# [The exercise]
Scan each line of the records for the word "spread" and extract the ones that have it.

# [Stored data]
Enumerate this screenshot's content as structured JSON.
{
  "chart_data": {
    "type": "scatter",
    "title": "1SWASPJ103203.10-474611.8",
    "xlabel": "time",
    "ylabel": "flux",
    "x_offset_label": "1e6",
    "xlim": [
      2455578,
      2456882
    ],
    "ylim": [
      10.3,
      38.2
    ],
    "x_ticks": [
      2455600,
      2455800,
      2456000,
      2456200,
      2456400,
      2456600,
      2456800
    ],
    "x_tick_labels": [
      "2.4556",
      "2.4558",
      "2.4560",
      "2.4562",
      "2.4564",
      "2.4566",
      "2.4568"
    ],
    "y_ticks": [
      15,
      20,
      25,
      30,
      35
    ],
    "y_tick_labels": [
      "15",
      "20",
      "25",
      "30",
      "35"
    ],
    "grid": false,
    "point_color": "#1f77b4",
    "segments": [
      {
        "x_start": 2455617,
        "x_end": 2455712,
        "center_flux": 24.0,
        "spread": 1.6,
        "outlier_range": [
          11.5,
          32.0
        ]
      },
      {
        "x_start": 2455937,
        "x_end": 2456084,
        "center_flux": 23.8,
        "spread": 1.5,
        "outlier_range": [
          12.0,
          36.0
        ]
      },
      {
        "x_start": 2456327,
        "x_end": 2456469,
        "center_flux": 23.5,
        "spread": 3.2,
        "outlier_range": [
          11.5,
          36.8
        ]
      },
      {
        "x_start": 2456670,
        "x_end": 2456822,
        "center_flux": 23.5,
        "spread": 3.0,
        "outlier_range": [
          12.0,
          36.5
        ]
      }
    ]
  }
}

# [Final result]
        "spread": 1.6,
        "spread": 1.5,
        "spread": 3.2,
        "spread": 3.0,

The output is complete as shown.